* What is expected
Count lines holding the word "title". Only the number is wanted.

--- begin Extracted records ---

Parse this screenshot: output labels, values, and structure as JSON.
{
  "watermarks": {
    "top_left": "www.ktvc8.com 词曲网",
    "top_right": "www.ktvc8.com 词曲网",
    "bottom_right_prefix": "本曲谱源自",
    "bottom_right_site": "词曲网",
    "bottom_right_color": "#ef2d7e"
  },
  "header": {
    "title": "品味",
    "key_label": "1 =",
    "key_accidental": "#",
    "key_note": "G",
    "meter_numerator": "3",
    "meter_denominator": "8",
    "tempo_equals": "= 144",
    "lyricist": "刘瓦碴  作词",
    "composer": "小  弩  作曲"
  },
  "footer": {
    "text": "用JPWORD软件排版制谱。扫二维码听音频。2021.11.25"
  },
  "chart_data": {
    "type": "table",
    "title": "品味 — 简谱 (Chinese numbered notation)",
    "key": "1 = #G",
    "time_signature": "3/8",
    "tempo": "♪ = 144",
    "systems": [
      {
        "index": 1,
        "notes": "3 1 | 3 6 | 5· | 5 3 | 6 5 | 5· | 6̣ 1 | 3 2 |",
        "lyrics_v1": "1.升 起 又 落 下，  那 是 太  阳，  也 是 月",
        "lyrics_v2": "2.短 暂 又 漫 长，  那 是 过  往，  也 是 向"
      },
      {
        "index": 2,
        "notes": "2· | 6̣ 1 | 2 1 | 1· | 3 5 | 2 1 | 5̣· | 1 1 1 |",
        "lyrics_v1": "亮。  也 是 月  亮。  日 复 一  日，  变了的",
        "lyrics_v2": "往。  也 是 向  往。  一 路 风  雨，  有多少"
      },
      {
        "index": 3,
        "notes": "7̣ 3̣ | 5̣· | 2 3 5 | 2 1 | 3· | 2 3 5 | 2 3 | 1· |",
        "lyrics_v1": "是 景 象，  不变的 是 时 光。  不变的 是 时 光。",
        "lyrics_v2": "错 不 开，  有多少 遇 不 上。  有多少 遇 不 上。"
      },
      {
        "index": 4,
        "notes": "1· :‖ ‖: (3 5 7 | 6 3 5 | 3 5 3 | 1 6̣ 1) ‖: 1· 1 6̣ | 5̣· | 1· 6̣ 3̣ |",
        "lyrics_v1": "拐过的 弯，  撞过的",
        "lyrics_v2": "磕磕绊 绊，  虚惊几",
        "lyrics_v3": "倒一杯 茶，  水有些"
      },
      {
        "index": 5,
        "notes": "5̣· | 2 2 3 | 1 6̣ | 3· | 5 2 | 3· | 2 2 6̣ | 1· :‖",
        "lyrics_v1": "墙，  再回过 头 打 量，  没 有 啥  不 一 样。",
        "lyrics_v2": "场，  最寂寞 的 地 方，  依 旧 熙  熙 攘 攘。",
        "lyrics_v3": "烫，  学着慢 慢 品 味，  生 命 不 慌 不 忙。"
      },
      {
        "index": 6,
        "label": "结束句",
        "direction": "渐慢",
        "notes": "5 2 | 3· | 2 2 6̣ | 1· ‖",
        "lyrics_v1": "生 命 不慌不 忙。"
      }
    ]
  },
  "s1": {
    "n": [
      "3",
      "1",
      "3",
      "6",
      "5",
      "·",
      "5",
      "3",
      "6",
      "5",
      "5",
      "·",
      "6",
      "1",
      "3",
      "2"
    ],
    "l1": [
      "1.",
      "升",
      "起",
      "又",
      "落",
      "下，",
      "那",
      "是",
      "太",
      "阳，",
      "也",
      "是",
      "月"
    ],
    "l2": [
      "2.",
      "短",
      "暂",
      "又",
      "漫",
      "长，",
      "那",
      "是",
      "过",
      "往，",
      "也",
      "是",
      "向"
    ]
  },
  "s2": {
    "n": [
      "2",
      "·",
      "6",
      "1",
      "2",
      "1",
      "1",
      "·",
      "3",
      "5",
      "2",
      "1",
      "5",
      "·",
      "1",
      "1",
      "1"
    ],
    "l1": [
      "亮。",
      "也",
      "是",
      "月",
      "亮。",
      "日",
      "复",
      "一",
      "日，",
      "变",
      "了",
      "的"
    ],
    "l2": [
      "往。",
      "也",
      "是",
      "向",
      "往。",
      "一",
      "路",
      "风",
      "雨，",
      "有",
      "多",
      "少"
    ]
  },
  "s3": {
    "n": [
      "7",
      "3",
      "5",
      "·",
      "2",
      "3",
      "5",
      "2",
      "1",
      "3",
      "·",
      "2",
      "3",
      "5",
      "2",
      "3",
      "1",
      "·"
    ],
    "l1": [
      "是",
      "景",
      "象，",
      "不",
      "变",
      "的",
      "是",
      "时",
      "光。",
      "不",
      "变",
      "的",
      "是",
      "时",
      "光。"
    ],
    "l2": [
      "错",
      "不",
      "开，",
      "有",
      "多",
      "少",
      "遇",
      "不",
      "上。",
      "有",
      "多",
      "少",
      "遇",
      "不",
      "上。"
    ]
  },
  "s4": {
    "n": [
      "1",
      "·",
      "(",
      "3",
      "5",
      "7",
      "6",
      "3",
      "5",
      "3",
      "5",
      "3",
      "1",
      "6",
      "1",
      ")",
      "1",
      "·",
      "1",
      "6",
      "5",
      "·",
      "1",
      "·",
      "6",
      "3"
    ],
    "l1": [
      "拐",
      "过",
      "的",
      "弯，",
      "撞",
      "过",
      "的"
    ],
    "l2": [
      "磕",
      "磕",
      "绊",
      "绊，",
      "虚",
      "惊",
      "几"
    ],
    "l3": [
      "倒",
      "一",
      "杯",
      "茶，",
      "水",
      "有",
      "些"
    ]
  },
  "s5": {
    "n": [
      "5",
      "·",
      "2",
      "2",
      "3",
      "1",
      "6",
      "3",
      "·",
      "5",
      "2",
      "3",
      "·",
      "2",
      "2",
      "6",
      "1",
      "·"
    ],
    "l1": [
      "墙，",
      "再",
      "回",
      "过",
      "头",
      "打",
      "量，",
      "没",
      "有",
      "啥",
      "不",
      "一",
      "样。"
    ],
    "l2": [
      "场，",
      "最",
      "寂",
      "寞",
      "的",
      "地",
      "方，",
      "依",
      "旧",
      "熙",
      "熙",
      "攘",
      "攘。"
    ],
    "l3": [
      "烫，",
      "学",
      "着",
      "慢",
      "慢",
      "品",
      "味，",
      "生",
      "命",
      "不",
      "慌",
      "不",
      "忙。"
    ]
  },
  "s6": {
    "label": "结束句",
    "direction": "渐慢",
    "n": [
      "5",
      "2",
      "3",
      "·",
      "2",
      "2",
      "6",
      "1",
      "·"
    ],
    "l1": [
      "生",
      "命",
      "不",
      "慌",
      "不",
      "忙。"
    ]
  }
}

--- end Extracted records ---

* Finished task
2